(A section of a data file)
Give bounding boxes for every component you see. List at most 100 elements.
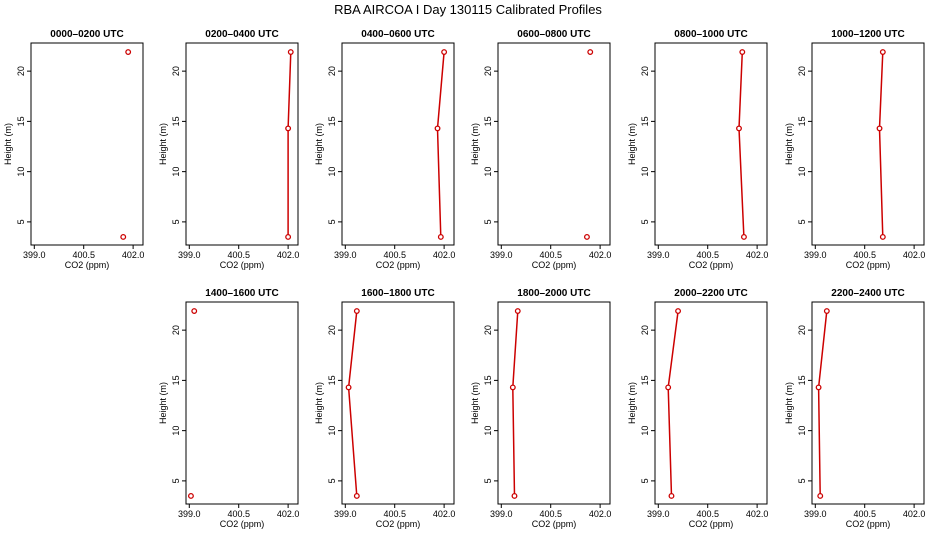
x-axis-label: CO2 (ppm): [532, 519, 577, 529]
y-tick-label: 10: [640, 167, 650, 177]
panel-0: 0000–0200 UTC 399.0 400.5 402.0 CO2 (ppm) 5 10…: [3, 29, 144, 270]
panels-group: 0000–0200 UTC 399.0 400.5 402.0 CO2 (ppm) 5 10…: [3, 29, 925, 529]
plot-frame: [811, 42, 925, 246]
y-tick-label: 20: [483, 325, 493, 335]
panel-title: 1800–2000 UTC: [517, 288, 590, 299]
plot-frame: [497, 42, 611, 246]
x-tick-label: 399.0: [334, 250, 357, 260]
plot-frame: [654, 42, 768, 246]
x-tick-label: 400.5: [853, 250, 876, 260]
panel-9: 2000–2200 UTC 399.0 400.5 402.0 CO2 (ppm) 5 10…: [627, 288, 768, 529]
x-axis-label: CO2 (ppm): [532, 260, 577, 270]
x-tick-label: 400.5: [227, 509, 250, 519]
profile-point: [434, 125, 441, 132]
x-axis-label: CO2 (ppm): [689, 519, 734, 529]
y-tick-label: 20: [327, 325, 337, 335]
y-tick-label: 20: [483, 66, 493, 76]
profile-line: [436, 51, 445, 238]
panel-title: 0400–0600 UTC: [361, 29, 434, 40]
panel-title: 0000–0200 UTC: [50, 29, 123, 40]
y-tick-label: 20: [640, 66, 650, 76]
x-axis-label: CO2 (ppm): [846, 519, 891, 529]
profile-point: [191, 308, 198, 314]
x-tick-label: 400.5: [383, 509, 406, 519]
x-tick-label: 400.5: [72, 250, 95, 260]
profile-point: [879, 49, 886, 55]
x-tick-label: 402.0: [746, 509, 769, 519]
y-axis-label: Height (m): [784, 123, 794, 165]
profile-point: [817, 493, 824, 499]
y-tick-label: 10: [327, 426, 337, 436]
profile-point: [876, 125, 883, 132]
x-axis-label: CO2 (ppm): [689, 260, 734, 270]
x-tick-label: 400.5: [539, 250, 562, 260]
x-axis-label: CO2 (ppm): [846, 260, 891, 270]
profile-point: [668, 493, 675, 499]
x-tick-label: 402.0: [589, 250, 612, 260]
y-tick-label: 5: [16, 219, 26, 224]
y-tick-label: 20: [797, 325, 807, 335]
panel-title: 2200–2400 UTC: [831, 288, 904, 299]
x-tick-label: 399.0: [23, 250, 46, 260]
x-tick-label: 399.0: [178, 509, 201, 519]
profile-point: [665, 384, 672, 391]
panel-title: 1400–1600 UTC: [205, 288, 278, 299]
profile-line: [287, 51, 292, 237]
x-tick-label: 402.0: [433, 250, 456, 260]
y-axis-label: Height (m): [314, 382, 324, 424]
x-tick-label: 399.0: [647, 250, 670, 260]
y-tick-label: 15: [797, 116, 807, 126]
x-axis-label: CO2 (ppm): [65, 260, 110, 270]
panel-10: 2200–2400 UTC 399.0 400.5 402.0 CO2 (ppm) 5 10…: [784, 288, 925, 529]
y-tick-label: 5: [640, 219, 650, 224]
profile-point: [345, 384, 352, 391]
y-tick-label: 10: [797, 167, 807, 177]
panel-6: 1400–1600 UTC 399.0 400.5 402.0 CO2 (ppm) 5 10…: [158, 288, 299, 529]
x-tick-label: 402.0: [903, 250, 926, 260]
x-axis-label: CO2 (ppm): [376, 519, 421, 529]
y-tick-label: 15: [327, 116, 337, 126]
y-tick-label: 10: [16, 167, 26, 177]
panel-3: 0600–0800 UTC 399.0 400.5 402.0 CO2 (ppm) 5 10…: [470, 29, 611, 270]
y-tick-label: 5: [797, 219, 807, 224]
plot-frame: [654, 301, 768, 505]
panel-title: 2000–2200 UTC: [674, 288, 747, 299]
y-axis-label: Height (m): [158, 382, 168, 424]
x-tick-label: 399.0: [178, 250, 201, 260]
y-tick-label: 20: [797, 66, 807, 76]
x-tick-label: 400.5: [853, 509, 876, 519]
x-tick-label: 402.0: [903, 509, 926, 519]
panel-5: 1000–1200 UTC 399.0 400.5 402.0 CO2 (ppm) 5 10…: [784, 29, 925, 270]
profile-line: [512, 310, 519, 497]
x-tick-label: 402.0: [589, 509, 612, 519]
y-tick-label: 5: [483, 219, 493, 224]
profile-point: [583, 234, 590, 240]
y-tick-label: 10: [171, 167, 181, 177]
figure-title: RBA AIRCOA I Day 130115 Calibrated Profi…: [334, 2, 602, 17]
x-tick-label: 402.0: [277, 250, 300, 260]
y-tick-label: 20: [640, 325, 650, 335]
profile-point: [511, 493, 518, 499]
y-tick-label: 20: [171, 325, 181, 335]
y-tick-label: 15: [483, 375, 493, 385]
x-tick-label: 399.0: [804, 250, 827, 260]
y-tick-label: 10: [640, 426, 650, 436]
y-axis-label: Height (m): [314, 123, 324, 165]
y-tick-label: 5: [327, 219, 337, 224]
x-tick-label: 400.5: [227, 250, 250, 260]
y-tick-label: 20: [16, 66, 26, 76]
profile-point: [287, 49, 294, 55]
y-tick-label: 10: [483, 167, 493, 177]
y-tick-label: 15: [640, 375, 650, 385]
x-tick-label: 400.5: [696, 509, 719, 519]
x-tick-label: 402.0: [122, 250, 145, 260]
profile-point: [441, 49, 448, 55]
profile-point: [285, 125, 292, 132]
profile-point: [739, 49, 746, 55]
panel-title: 0600–0800 UTC: [517, 29, 590, 40]
x-tick-label: 400.5: [383, 250, 406, 260]
y-axis-label: Height (m): [627, 382, 637, 424]
x-axis-label: CO2 (ppm): [220, 519, 265, 529]
y-tick-label: 5: [171, 478, 181, 483]
y-tick-label: 10: [327, 167, 337, 177]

» **WHAT TO WORK ON**
Print every one of the lines above without changing anything in them, but leave out the pictures.

» **FINISHED EXERCISE**
Give bounding boxes for every component you see. List at most 100 elements.
x-axis-label: CO2 (ppm): [532, 519, 577, 529]
y-tick-label: 10: [640, 167, 650, 177]
panel-0: 0000–0200 UTC 399.0 400.5 402.0 CO2 (ppm) 5 10…: [3, 29, 144, 270]
panels-group: 0000–0200 UTC 399.0 400.5 402.0 CO2 (ppm) 5 10…: [3, 29, 925, 529]
plot-frame: [811, 42, 925, 246]
y-tick-label: 20: [483, 325, 493, 335]
panel-title: 1800–2000 UTC: [517, 288, 590, 299]
plot-frame: [497, 42, 611, 246]
x-tick-label: 399.0: [334, 250, 357, 260]
plot-frame: [654, 42, 768, 246]
x-tick-label: 400.5: [853, 250, 876, 260]
panel-9: 2000–2200 UTC 399.0 400.5 402.0 CO2 (ppm) 5 10…: [627, 288, 768, 529]
x-axis-label: CO2 (ppm): [532, 260, 577, 270]
x-tick-label: 400.5: [227, 509, 250, 519]
profile-point: [434, 125, 441, 132]
x-axis-label: CO2 (ppm): [689, 519, 734, 529]
y-tick-label: 20: [327, 325, 337, 335]
y-tick-label: 20: [483, 66, 493, 76]
profile-line: [436, 51, 445, 238]
panel-title: 0400–0600 UTC: [361, 29, 434, 40]
panel-title: 0000–0200 UTC: [50, 29, 123, 40]
y-tick-label: 20: [640, 66, 650, 76]
x-axis-label: CO2 (ppm): [846, 519, 891, 529]
profile-point: [191, 308, 198, 314]
x-tick-label: 400.5: [383, 509, 406, 519]
x-tick-label: 400.5: [72, 250, 95, 260]
profile-point: [879, 49, 886, 55]
x-tick-label: 402.0: [746, 509, 769, 519]
y-axis-label: Height (m): [784, 123, 794, 165]
profile-point: [817, 493, 824, 499]
y-tick-label: 10: [327, 426, 337, 436]
profile-point: [876, 125, 883, 132]
x-axis-label: CO2 (ppm): [689, 260, 734, 270]
x-tick-label: 400.5: [539, 250, 562, 260]
x-axis-label: CO2 (ppm): [846, 260, 891, 270]
profile-point: [668, 493, 675, 499]
x-tick-label: 402.0: [589, 250, 612, 260]
y-tick-label: 5: [16, 219, 26, 224]
y-tick-label: 20: [797, 325, 807, 335]
panel-title: 2200–2400 UTC: [831, 288, 904, 299]
x-tick-label: 399.0: [23, 250, 46, 260]
x-tick-label: 399.0: [178, 509, 201, 519]
profile-point: [665, 384, 672, 391]
panel-title: 1400–1600 UTC: [205, 288, 278, 299]
profile-line: [287, 51, 292, 237]
x-tick-label: 402.0: [433, 250, 456, 260]
y-axis-label: Height (m): [314, 382, 324, 424]
x-tick-label: 399.0: [647, 250, 670, 260]
y-tick-label: 15: [797, 116, 807, 126]
x-axis-label: CO2 (ppm): [65, 260, 110, 270]
panel-10: 2200–2400 UTC 399.0 400.5 402.0 CO2 (ppm) 5 10…: [784, 288, 925, 529]
y-tick-label: 5: [640, 219, 650, 224]
profile-point: [345, 384, 352, 391]
y-tick-label: 10: [797, 167, 807, 177]
panel-6: 1400–1600 UTC 399.0 400.5 402.0 CO2 (ppm) 5 10…: [158, 288, 299, 529]
x-tick-label: 402.0: [903, 250, 926, 260]
x-axis-label: CO2 (ppm): [376, 519, 421, 529]
y-tick-label: 15: [327, 116, 337, 126]
y-tick-label: 10: [16, 167, 26, 177]
panel-3: 0600–0800 UTC 399.0 400.5 402.0 CO2 (ppm) 5 10…: [470, 29, 611, 270]
y-tick-label: 5: [797, 219, 807, 224]
plot-frame: [654, 301, 768, 505]
panel-title: 2000–2200 UTC: [674, 288, 747, 299]
y-axis-label: Height (m): [158, 382, 168, 424]
x-tick-label: 399.0: [178, 250, 201, 260]
y-tick-label: 20: [797, 66, 807, 76]
x-tick-label: 400.5: [853, 509, 876, 519]
x-tick-label: 402.0: [903, 509, 926, 519]
panel-5: 1000–1200 UTC 399.0 400.5 402.0 CO2 (ppm) 5 10…: [784, 29, 925, 270]
profile-line: [512, 310, 519, 497]
x-tick-label: 402.0: [589, 509, 612, 519]
y-tick-label: 5: [483, 219, 493, 224]
profile-point: [583, 234, 590, 240]
y-tick-label: 10: [171, 167, 181, 177]
figure-title: RBA AIRCOA I Day 130115 Calibrated Profi…: [334, 2, 602, 17]
x-tick-label: 402.0: [277, 250, 300, 260]
y-tick-label: 20: [640, 325, 650, 335]
profile-point: [511, 493, 518, 499]
y-tick-label: 20: [171, 325, 181, 335]
y-tick-label: 15: [483, 375, 493, 385]
x-tick-label: 399.0: [804, 250, 827, 260]
y-tick-label: 10: [640, 426, 650, 436]
y-axis-label: Height (m): [314, 123, 324, 165]
y-tick-label: 5: [327, 219, 337, 224]
x-tick-label: 400.5: [227, 250, 250, 260]
y-tick-label: 20: [16, 66, 26, 76]
profile-point: [287, 49, 294, 55]
y-tick-label: 10: [483, 167, 493, 177]
y-tick-label: 15: [640, 375, 650, 385]
x-tick-label: 400.5: [696, 509, 719, 519]
x-tick-label: 402.0: [122, 250, 145, 260]
profile-point: [441, 49, 448, 55]
profile-point: [285, 125, 292, 132]
profile-point: [739, 49, 746, 55]
panel-title: 0600–0800 UTC: [517, 29, 590, 40]
x-tick-label: 400.5: [383, 250, 406, 260]
y-axis-label: Height (m): [627, 382, 637, 424]
x-axis-label: CO2 (ppm): [220, 519, 265, 529]
y-tick-label: 5: [171, 478, 181, 483]
y-tick-label: 10: [327, 167, 337, 177]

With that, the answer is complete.